## Selected extract:
NOTE 8 - PROPERTIES AND EQUIPMENT


The property and equipment as of December 31, 2006 is summarized as follows:


Electronic Equipment

 

171,609

 

 

Vehicles

 

51,318

 

 

Office Equipment

 

6,591

 

 

Construction in progress

 

307,391

 

 

Total

 

536,909

 

 

 

 

 

 

 

Less: Accumulated depreciation

 

(22,625)

 

 

 

 

 

 

 

Property and equipment, net

 

$514,284

 

 


The depreciation expense for the years ended December 31, 2006 and 2005 was $5,856 and $6,112 respectively.


NOTE 9  INTANGIBLE ASSET


Intangible asset is the two sets of software acquired from third parties.  These sets of software are used for the core technology of the Company's VOIP business.  It is amortized over 5 years. The intangible assets as of December 31, 2006 are as summarized below:

 

 

 

 

 

Original cost

 

$88,637

 

 

Less: amortization

 

(64,698)

 

 

Intangible asset, net

 

$23,939

 

 


Following is future amortization schedule of the intangible asset:

 

 

 

 

 

 

Amortization

 

 

 

2007

 

$

17,727

2008

 

 

6,212

 

 

 

23,939


NOTE 10   ACCRUED EXPENSES AND OTHER CURRENT LIABILITIES


Accrued expenses and other current liabilities as of December 31, 2006 are summarized as follows:


 

 

 

 

 

 

Accrued expenses

 

 

$57,708

 

 

Accrued staff welfare

 

 

10,904

 

 

Security deposits

 

 

6,123

 

 

Tax payables

 

 

69,838

 

 

Total

 

 

$144,573

 

 

 

 

 

 

 

 


NOTE 11 DUE TO RELATED PARTY


Due to related party of $10,000 as of December 31, 2006 represents payable to former beneficial owner of Crawford Lake Mining Inc.  This payable is unsecured, non interest bearing and payable on demand.


NOTE 12   EQUITY TRANSACTIONS DURING YEAR ENDED 31 DECEMBER 2006


In August 2006, the Company decided to forward split its common stock at a ratio of 3.6 shares of the Company's common stock for every 1 share of common stock issued and outstanding as at August 7, 2006.  Immediately after the forward stock split, the total outstanding shares of the Company are 22,608,000.


In August 2006, the Company issued 40,000,000 shares to the original shareholders of Jinan Yuan Technology Co., Ltd. ("Jinan") to exchange 100% equity interest of Jinan.  In addition, as further consideration for the acquisition, Apollo Corporation, the principal shareholder of the Company, agreed to cancel 11,750,000 post-split shares of its outstanding common stock.

## Problem:
Continue the financial statement notes on property, intangible assets, liabilities and equity from the point where they stop. The data that follow are unrelated to the financial notes.

## Stored records:
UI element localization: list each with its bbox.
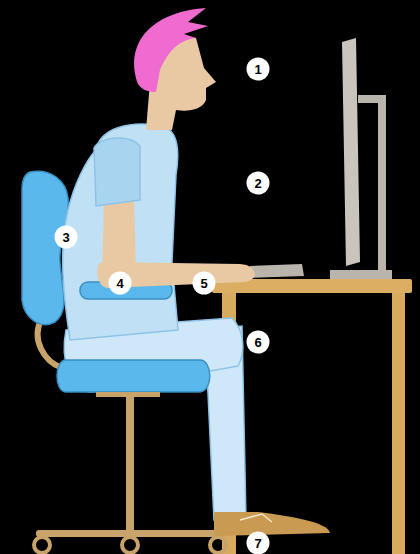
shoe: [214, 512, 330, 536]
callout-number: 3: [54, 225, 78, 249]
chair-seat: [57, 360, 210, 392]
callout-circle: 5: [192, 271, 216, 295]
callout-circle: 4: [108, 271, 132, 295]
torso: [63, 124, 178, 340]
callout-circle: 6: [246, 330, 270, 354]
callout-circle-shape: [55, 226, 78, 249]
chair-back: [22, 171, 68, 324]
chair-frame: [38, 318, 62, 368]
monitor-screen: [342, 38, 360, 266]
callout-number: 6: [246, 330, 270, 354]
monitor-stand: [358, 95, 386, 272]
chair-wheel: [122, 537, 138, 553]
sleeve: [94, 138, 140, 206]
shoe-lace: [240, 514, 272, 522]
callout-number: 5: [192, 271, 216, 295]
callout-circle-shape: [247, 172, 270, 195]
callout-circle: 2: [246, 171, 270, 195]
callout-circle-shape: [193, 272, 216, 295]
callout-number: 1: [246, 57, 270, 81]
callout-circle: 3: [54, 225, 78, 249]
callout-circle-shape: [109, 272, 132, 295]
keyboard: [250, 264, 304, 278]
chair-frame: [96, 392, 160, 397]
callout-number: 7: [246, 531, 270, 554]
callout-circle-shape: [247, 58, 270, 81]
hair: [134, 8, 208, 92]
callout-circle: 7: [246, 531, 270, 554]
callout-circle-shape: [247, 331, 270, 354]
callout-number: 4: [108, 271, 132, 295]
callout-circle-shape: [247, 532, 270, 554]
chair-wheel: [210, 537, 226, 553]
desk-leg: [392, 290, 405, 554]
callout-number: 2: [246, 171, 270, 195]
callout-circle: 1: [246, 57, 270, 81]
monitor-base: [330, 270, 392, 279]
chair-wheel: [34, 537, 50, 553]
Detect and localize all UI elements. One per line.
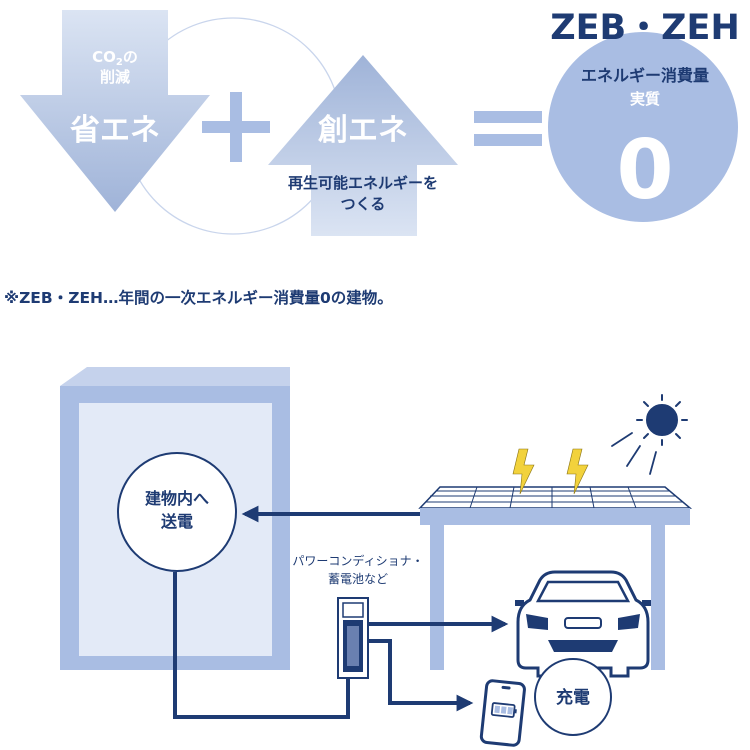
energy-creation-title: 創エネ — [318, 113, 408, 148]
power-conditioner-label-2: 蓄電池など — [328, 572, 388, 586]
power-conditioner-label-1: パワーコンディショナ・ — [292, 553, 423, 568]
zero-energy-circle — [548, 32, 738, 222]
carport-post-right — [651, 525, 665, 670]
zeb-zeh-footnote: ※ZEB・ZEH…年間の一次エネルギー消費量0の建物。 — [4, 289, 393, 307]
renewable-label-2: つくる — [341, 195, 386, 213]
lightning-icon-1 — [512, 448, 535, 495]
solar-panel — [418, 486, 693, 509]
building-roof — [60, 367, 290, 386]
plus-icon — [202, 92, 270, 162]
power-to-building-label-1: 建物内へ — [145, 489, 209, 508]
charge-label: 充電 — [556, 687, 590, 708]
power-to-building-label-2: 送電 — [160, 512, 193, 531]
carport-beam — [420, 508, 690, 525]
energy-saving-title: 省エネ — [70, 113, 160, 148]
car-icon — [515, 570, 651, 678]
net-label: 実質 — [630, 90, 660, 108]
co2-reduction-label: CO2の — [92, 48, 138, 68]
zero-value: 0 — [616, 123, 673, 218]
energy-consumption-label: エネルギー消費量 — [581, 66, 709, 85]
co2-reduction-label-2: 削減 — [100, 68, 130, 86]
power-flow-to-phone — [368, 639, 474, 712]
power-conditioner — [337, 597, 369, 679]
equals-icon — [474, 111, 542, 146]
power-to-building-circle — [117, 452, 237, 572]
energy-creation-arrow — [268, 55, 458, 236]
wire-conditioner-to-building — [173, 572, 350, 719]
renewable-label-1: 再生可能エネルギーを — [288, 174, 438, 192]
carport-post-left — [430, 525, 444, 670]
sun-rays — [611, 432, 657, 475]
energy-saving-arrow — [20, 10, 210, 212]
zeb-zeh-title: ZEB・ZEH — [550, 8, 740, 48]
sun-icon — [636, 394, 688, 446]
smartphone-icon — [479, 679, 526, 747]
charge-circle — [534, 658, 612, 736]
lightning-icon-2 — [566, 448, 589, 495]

==

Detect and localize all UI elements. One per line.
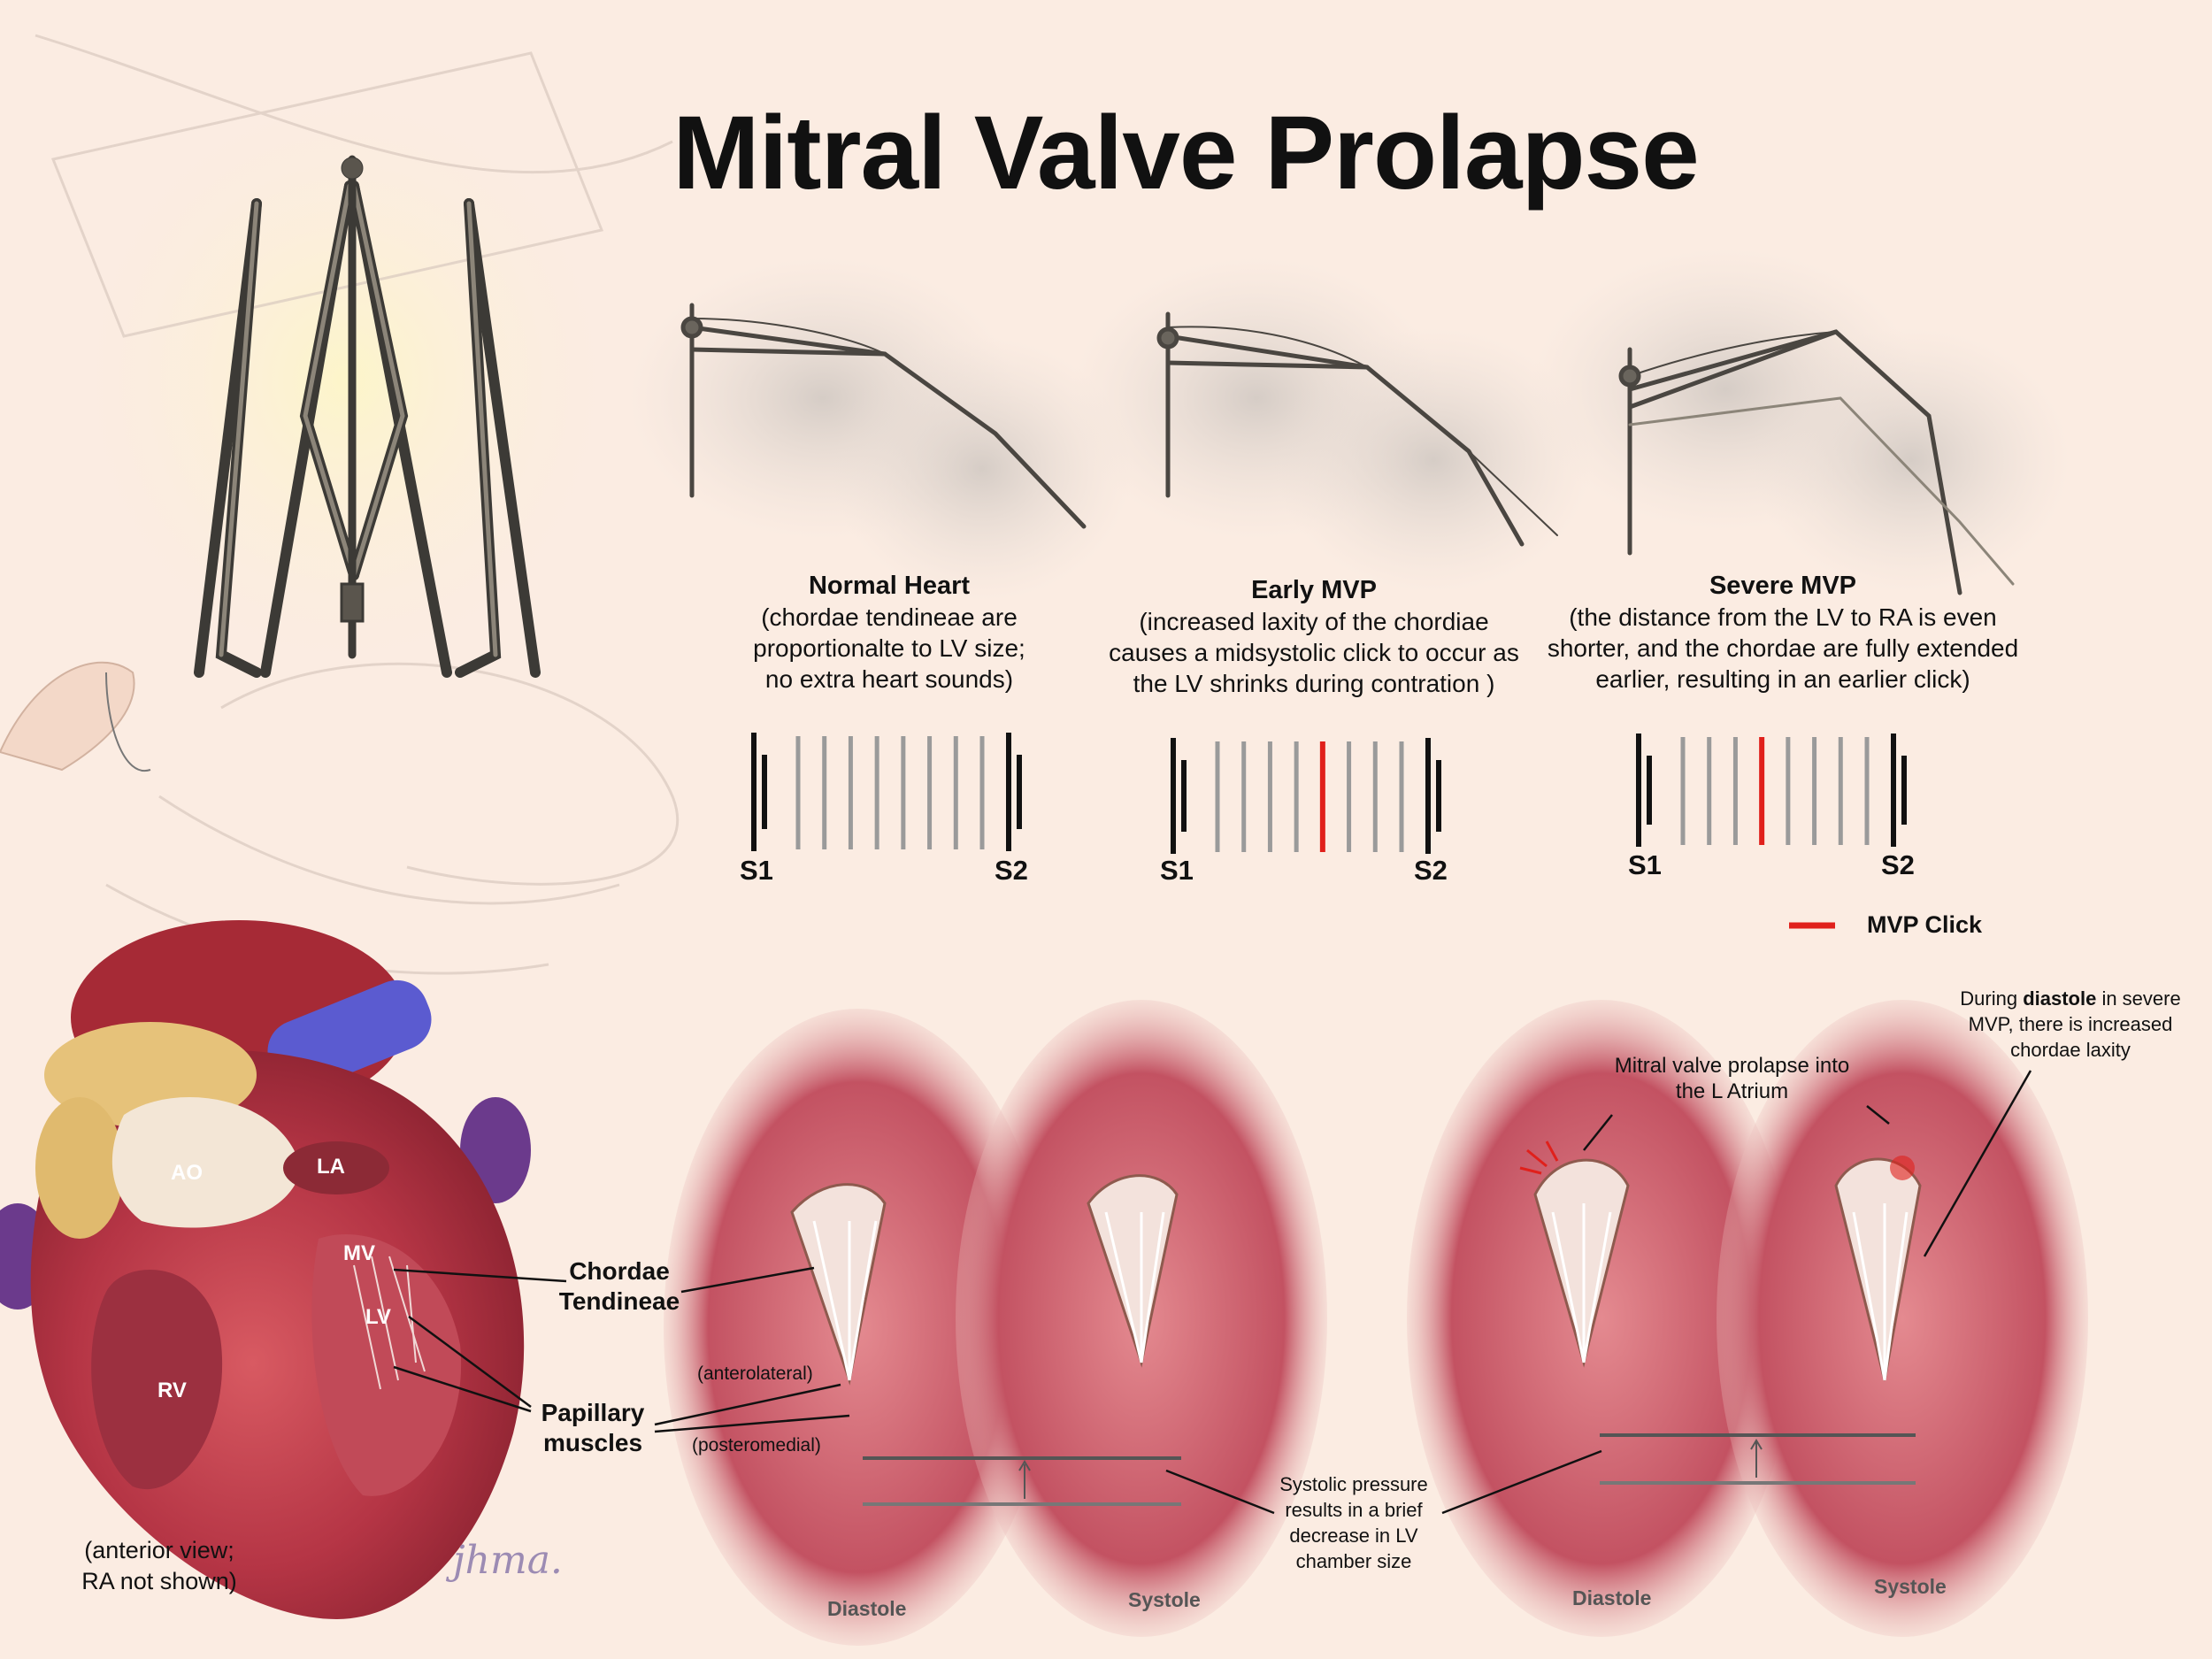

--

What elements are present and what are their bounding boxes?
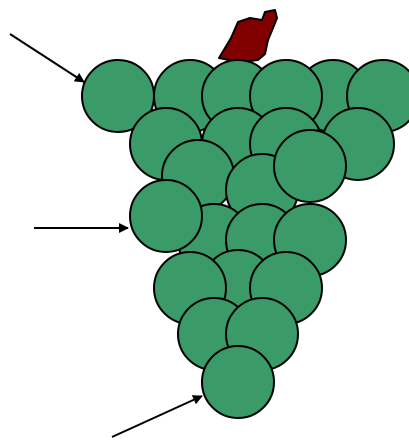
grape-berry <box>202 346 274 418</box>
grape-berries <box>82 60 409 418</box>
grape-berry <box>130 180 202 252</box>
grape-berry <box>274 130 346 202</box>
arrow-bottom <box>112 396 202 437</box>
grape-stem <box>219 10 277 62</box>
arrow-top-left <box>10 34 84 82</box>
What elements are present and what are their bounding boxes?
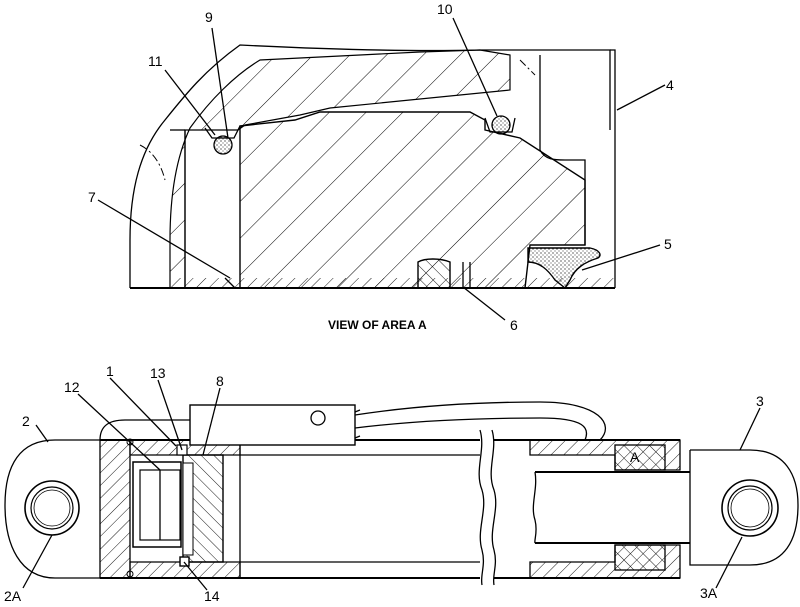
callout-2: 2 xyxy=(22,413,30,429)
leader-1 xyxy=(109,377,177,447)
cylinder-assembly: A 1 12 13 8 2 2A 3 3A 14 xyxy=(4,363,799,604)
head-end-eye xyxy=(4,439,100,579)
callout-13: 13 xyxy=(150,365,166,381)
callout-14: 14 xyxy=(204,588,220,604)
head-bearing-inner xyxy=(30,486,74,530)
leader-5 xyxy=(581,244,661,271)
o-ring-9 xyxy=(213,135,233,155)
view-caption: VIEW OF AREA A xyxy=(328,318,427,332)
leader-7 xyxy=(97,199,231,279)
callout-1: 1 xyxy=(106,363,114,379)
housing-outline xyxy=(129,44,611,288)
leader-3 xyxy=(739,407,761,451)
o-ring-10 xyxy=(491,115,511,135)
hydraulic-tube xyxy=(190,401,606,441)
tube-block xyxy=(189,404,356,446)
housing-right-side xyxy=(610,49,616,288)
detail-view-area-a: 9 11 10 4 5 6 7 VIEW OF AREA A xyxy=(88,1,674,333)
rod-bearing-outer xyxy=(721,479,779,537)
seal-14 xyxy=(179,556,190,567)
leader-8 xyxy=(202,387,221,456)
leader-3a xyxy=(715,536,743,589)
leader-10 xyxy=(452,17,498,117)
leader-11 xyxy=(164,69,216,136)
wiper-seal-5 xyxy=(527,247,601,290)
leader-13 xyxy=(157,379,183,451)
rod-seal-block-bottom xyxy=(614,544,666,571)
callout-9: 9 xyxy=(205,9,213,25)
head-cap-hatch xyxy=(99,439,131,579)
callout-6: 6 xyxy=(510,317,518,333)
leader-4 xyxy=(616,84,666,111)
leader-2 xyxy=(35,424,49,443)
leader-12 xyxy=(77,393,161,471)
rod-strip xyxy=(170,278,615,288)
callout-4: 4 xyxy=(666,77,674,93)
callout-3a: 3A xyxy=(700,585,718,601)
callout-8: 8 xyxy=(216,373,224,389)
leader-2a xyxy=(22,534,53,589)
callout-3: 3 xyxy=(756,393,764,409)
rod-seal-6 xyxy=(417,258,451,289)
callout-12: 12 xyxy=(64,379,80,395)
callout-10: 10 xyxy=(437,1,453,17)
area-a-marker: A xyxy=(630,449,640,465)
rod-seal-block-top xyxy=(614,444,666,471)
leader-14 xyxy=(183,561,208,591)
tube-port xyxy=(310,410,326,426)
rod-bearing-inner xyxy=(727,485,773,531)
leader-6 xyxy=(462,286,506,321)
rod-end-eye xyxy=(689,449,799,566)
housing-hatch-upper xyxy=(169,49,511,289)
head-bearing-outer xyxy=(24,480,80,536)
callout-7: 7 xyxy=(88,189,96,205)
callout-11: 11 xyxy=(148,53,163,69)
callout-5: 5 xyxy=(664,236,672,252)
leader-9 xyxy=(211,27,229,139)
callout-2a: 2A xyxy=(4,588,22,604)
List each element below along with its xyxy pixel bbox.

## Answer:
In December 2006, the Company issued 500,000 shares to Leasing Standard Limited for the gross private placement of US$1,000,000, and 400,000 shares to Leasing Standard Limited for consulting service for the SB-2 filing, legal cost, audit cost, and advisory cost of the private placement and reverse-take over procedures.


NOTE 13 STATUTORY RESERVES


As stipulated by the Company Law of the People's Republic of China (PRC), net income after taxation can only be distributed as dividends after appropriation has been made for the following:


1.

Making up cumulative prior years' losses, if any;


2.

Allocations to the "Statutory surplus reserve" of at least 10% of income after tax, as determined under PRC accounting rules and regulations, until the fund amounts to 50% of the Company's registered capital;


3.

Allocations of 5-10% of income after tax, as determined under PRC accounting rules and regulations, to the Company's "Statutory common welfare fund", which is established for the purpose of providing employee facilities and other collective benefits to the Company's employees; and


4.

Allocations to the discretionary surplus reserve, if approved in the shareholders' general meeting.


In accordance with the Chinese Company Law, the company has allocated 10% of its net income to surplus in 2006. The amount included in the statutory reserves as of December 31, 2006 amounted to $35,430.


The Company established a reserve for the annual contribution of 10% of net income to the common welfare fund in 2006. The amount included in the statutory reserves as of December 31, 2006 amounted to $35,430.


NOTE 14 SUPPLEMENTAL DISCLOSURE OF CASH FLOWS


On August 17, 2006, the Company acquired 100% of the equity in Jinan YinQuan Technology Co. Ltd. ("Jinan YinQuan") pursuant to an Agreement by and between Jinan YinQuan and the Company. The former shareholders of Jinan YinQuan received 40,000,000 shares of the Company's commons stock in exchange for all the issued and outstanding shares of Jinan YinQuan. In conjunction with the acquisition, with the following liabilities of the company were assumed by Jinan YinQuan:


Accounts payable

$

100

Accrued expenses

 

17,531

Note payable (Related Party)

 

10,000

 

$

27,631


These liabilities have been excluded from the statement of cash flows for the year ended December 31, 2006.


NOTE 15 COMMITMENTS


a) Operating Leases


The Company leases its offices and facilities under long-term, non-cancelable lease agreements expiring at various dates through December 31, 2006. The non-cancelable operating lease agreements provide that the Company pays certain operating expenses applicable to the leased premises according to the Chinese Law.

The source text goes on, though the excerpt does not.